ENTRIES SUPPLIED:
■ ■ ■ ■
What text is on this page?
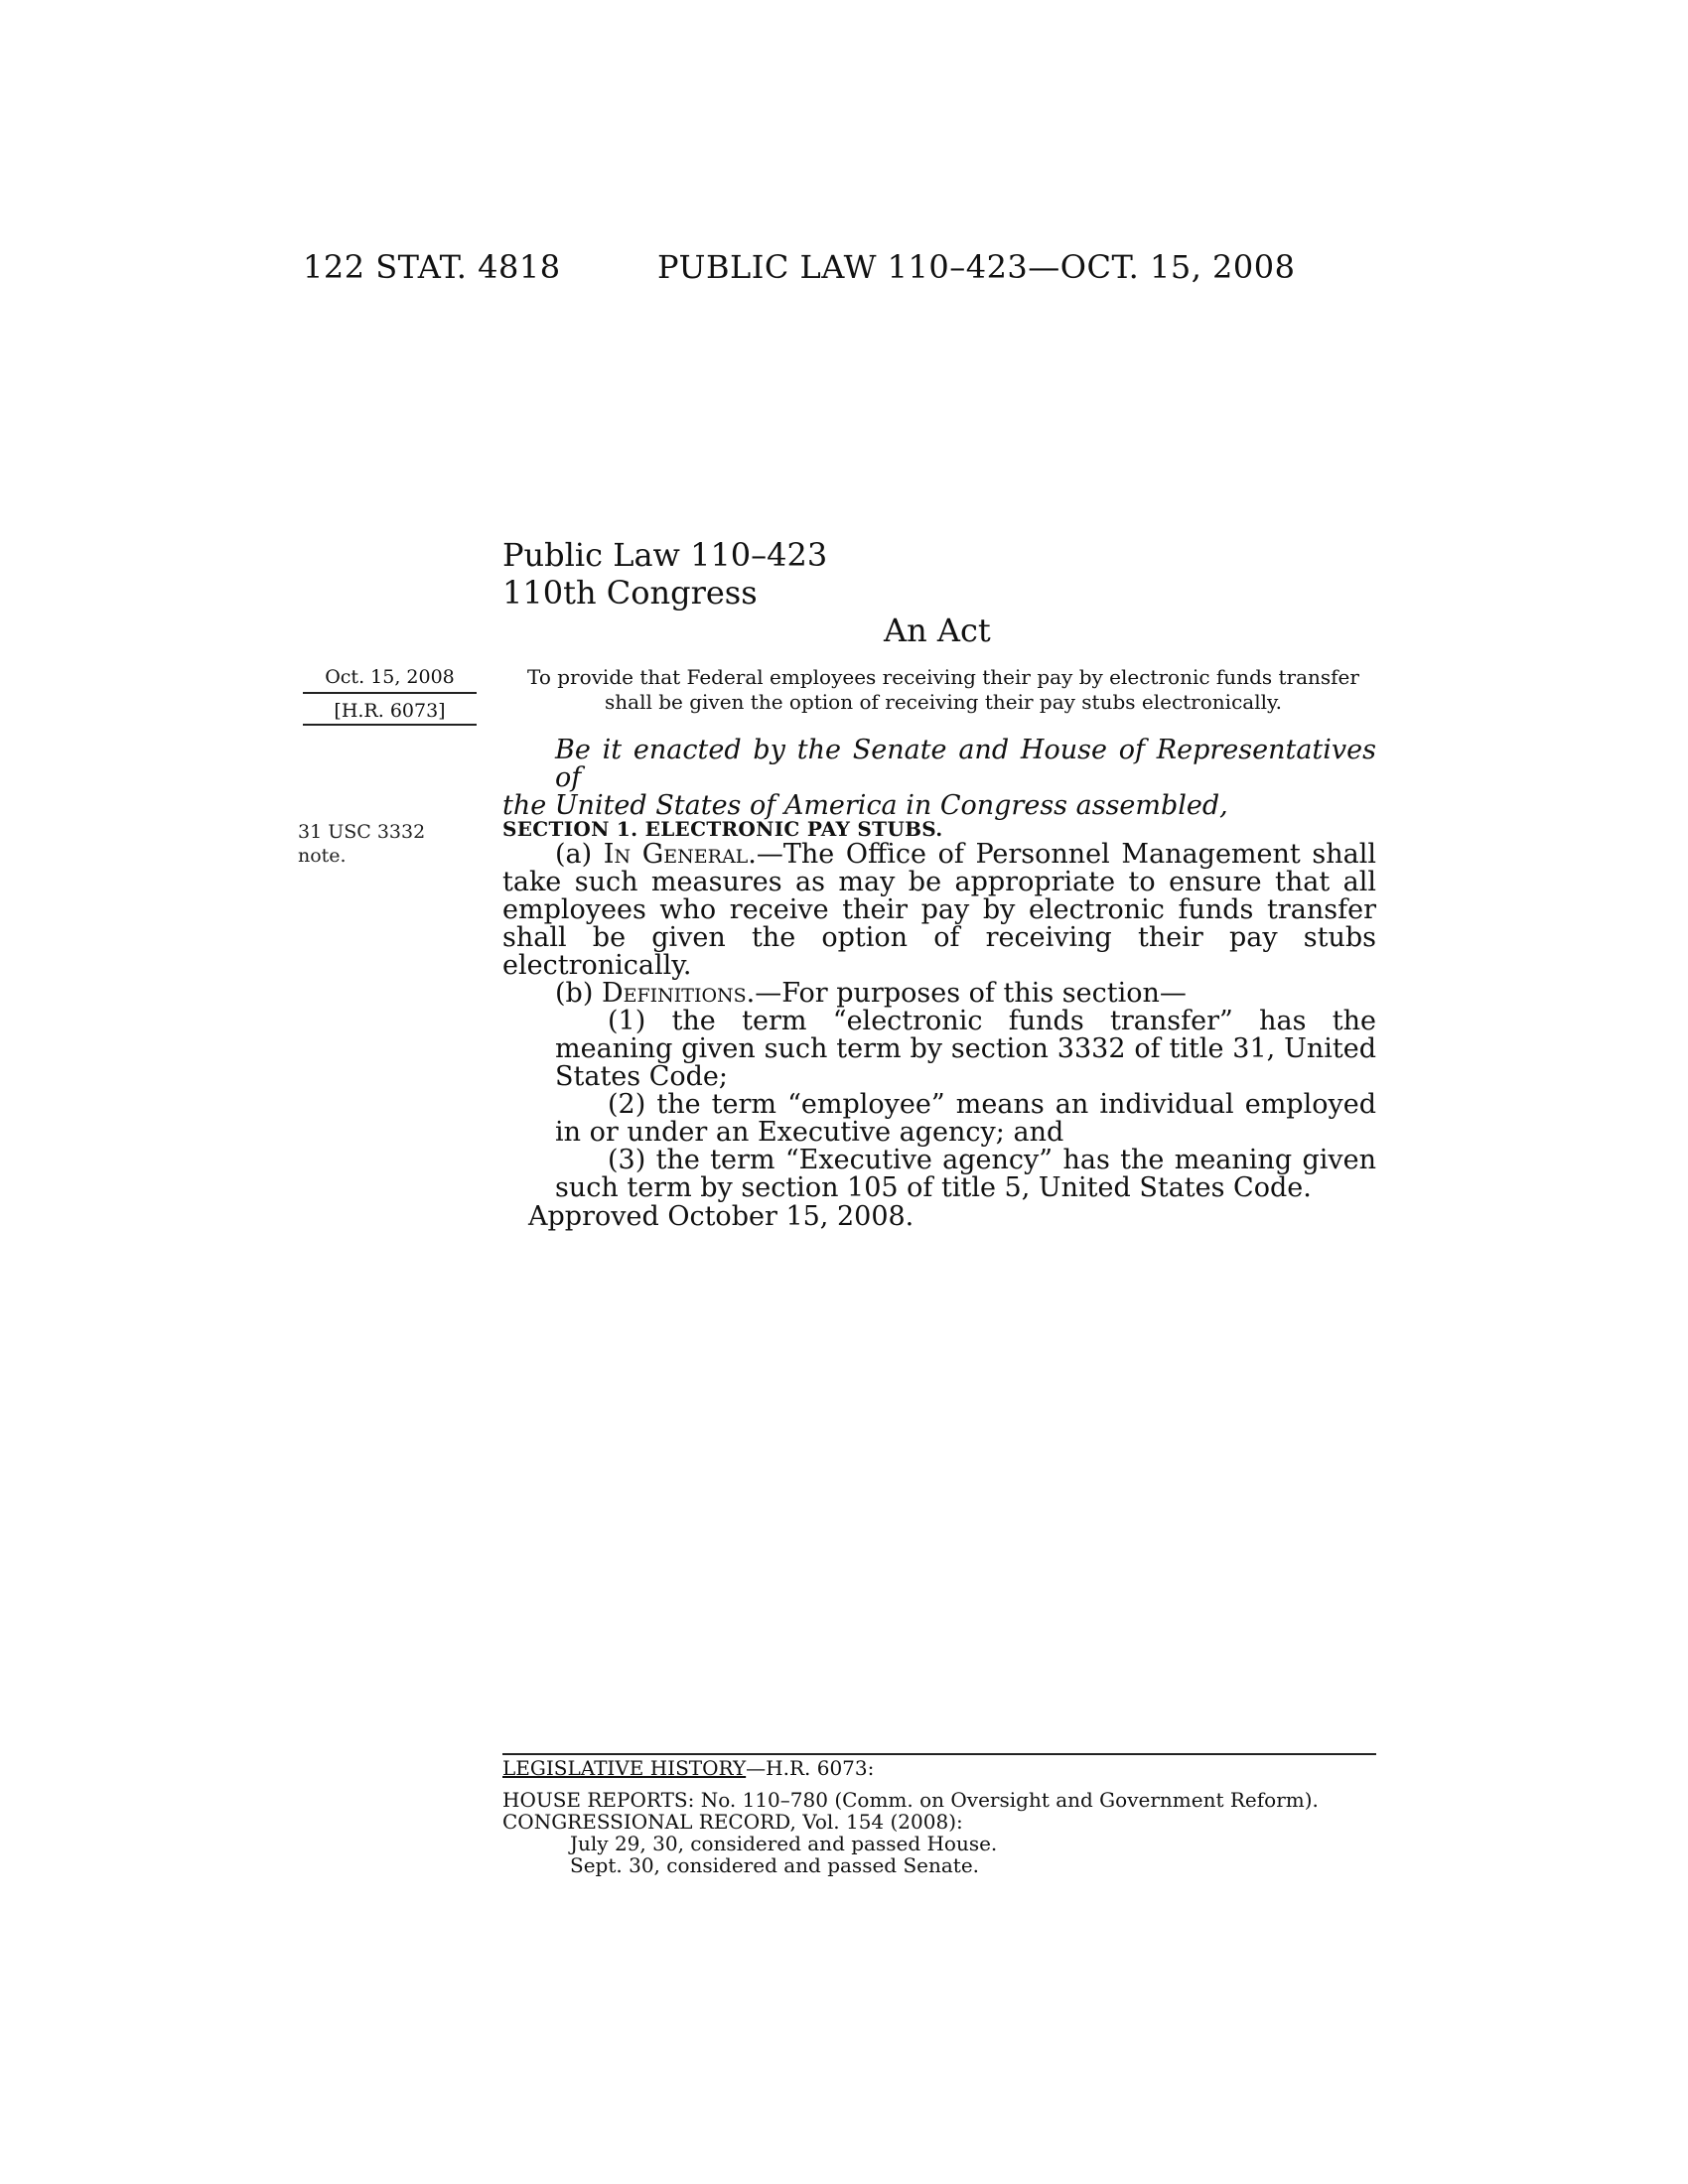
122 STAT. 4818	PUBLIC LAW 110–423—OCT. 15, 2008
Public Law 110–423
110th Congress
An Act
Oct. 15, 2008
[H.R. 6073]
To provide that Federal employees receiving their pay by electronic funds transfer
shall be given the option of receiving their pay stubs electronically.
Be it enacted by the Senate and House of Representatives of
the United States of America in Congress assembled,
31 USC 3332
note.
SECTION 1. ELECTRONIC PAY STUBS.

(a) In General.—The Office of Personnel Management shall take such measures as may be appropriate to ensure that all employees who receive their pay by electronic funds transfer shall be given the option of receiving their pay stubs electronically.

(b) Definitions.—For purposes of this section—

(1) the term “electronic funds transfer” has the meaning given such term by section 3332 of title 31, United States Code;

(2) the term “employee” means an individual employed in or under an Executive agency; and

(3) the term “Executive agency” has the meaning given such term by section 105 of title 5, United States Code.

Approved October 15, 2008.
LEGISLATIVE HISTORY—H.R. 6073:
HOUSE REPORTS: No. 110–780 (Comm. on Oversight and Government Reform).
CONGRESSIONAL RECORD, Vol. 154 (2008):
July 29, 30, considered and passed House.
Sept. 30, considered and passed Senate.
■ ■ ■ ■
WRITTEN REQUEST: Review the material and copy each line in which the word "passed" appears.

THE RESPONSE:
July 29, 30, considered and passed House.
Sept. 30, considered and passed Senate.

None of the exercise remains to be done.